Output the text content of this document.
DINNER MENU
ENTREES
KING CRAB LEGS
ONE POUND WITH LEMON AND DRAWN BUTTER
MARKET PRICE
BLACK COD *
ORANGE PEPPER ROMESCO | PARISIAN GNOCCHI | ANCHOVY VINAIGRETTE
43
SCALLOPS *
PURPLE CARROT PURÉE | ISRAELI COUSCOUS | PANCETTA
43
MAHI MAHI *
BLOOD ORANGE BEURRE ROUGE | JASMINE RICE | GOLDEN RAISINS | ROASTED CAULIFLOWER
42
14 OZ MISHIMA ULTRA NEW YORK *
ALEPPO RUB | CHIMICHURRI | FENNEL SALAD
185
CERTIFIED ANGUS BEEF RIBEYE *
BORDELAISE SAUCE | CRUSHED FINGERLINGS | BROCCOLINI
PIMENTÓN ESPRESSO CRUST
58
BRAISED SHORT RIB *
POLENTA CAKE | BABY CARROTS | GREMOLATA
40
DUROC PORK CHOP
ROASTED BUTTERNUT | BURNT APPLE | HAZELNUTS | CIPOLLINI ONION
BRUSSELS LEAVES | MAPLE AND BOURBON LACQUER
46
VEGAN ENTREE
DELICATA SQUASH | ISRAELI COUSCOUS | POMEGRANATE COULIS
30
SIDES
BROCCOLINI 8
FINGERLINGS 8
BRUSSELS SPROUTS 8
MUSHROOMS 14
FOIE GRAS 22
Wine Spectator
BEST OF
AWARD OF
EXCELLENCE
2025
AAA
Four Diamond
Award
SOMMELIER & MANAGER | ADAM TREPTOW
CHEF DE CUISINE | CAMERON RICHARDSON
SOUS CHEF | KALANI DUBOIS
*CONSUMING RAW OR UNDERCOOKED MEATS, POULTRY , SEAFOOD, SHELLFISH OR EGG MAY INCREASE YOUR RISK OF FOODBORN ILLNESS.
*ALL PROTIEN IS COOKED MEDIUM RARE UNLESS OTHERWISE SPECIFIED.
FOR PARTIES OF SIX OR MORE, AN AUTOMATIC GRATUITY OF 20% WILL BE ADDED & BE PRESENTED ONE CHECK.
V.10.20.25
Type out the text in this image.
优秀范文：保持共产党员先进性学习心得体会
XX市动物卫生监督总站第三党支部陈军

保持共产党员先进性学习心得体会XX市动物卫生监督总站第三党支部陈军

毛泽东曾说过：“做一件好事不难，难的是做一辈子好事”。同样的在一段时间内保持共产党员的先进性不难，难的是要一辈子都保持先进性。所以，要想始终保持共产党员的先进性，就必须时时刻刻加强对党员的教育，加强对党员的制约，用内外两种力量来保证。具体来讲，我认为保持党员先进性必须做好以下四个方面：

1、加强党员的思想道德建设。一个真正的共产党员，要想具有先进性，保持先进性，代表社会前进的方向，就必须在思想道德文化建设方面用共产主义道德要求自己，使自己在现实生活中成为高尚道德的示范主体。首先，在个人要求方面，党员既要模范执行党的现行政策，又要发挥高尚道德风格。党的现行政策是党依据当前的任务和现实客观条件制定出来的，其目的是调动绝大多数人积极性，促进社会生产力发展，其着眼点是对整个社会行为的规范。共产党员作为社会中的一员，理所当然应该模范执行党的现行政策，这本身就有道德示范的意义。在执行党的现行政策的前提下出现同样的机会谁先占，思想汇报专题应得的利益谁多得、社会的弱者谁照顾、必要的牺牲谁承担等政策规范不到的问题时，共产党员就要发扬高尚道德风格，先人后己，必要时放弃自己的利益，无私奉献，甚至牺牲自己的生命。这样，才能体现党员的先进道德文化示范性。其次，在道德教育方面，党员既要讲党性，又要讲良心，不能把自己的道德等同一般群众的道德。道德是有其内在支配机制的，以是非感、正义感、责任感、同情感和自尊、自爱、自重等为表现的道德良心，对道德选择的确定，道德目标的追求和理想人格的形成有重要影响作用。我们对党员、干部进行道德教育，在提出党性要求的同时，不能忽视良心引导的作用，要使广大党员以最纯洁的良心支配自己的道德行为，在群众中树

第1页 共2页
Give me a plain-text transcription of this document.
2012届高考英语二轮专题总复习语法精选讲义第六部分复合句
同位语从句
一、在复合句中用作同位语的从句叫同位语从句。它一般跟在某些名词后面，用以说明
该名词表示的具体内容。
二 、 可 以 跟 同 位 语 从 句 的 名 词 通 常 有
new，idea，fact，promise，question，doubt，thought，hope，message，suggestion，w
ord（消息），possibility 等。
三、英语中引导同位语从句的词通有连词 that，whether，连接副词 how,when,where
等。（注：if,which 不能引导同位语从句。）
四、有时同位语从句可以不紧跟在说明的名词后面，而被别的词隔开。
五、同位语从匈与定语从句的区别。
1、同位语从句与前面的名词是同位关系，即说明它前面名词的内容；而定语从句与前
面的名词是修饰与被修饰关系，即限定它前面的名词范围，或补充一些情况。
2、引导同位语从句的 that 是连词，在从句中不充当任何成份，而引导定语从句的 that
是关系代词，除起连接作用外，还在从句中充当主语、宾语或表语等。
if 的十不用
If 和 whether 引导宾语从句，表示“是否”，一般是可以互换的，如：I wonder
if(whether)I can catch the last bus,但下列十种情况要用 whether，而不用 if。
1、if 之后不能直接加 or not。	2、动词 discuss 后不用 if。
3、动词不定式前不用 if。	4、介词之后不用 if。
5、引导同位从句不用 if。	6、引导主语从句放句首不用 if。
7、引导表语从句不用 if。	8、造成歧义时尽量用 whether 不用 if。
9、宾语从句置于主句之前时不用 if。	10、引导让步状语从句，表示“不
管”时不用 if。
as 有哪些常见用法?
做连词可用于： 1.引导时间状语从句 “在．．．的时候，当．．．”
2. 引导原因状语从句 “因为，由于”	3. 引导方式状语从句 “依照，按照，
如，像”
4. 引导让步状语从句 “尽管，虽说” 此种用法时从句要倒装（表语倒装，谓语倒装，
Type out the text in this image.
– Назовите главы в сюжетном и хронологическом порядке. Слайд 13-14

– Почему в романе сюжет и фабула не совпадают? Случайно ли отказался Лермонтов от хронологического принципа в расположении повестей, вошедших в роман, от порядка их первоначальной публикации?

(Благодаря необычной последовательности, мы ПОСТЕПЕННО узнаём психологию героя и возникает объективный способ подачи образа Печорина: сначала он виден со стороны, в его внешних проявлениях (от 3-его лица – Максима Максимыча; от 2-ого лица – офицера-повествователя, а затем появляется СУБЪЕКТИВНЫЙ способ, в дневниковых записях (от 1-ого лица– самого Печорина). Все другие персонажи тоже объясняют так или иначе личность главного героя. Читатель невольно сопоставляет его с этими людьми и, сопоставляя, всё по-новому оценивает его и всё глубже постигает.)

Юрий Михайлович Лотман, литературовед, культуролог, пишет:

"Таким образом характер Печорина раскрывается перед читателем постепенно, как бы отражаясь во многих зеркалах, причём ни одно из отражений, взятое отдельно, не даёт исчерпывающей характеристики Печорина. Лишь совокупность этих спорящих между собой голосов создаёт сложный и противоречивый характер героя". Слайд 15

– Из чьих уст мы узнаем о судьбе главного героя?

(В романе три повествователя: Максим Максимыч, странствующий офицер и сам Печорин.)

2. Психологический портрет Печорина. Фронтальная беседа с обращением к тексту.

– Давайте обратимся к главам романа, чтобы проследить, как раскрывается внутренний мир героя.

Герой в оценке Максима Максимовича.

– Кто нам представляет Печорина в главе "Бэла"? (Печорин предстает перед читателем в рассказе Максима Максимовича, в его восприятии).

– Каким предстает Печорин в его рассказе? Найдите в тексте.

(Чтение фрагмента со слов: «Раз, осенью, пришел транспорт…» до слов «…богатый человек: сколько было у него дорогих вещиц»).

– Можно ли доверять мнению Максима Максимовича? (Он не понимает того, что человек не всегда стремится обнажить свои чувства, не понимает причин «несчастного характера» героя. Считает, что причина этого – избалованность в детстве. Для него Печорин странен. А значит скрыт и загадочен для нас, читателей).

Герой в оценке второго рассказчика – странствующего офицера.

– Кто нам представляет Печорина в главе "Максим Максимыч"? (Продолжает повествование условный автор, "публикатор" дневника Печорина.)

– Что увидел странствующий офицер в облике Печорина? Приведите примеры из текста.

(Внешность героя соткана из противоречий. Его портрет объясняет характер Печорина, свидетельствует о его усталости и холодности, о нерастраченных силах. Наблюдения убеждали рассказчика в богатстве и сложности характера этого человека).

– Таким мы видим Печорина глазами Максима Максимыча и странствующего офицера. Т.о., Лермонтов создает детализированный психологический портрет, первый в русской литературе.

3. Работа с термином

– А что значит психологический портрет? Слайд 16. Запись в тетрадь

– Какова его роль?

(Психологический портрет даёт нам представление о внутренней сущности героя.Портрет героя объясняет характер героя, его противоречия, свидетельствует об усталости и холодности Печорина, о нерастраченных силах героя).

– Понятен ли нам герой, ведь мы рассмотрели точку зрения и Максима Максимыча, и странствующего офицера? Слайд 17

What the task asks — Output a single number: how many lines contain the word "силах".

Written answer — 2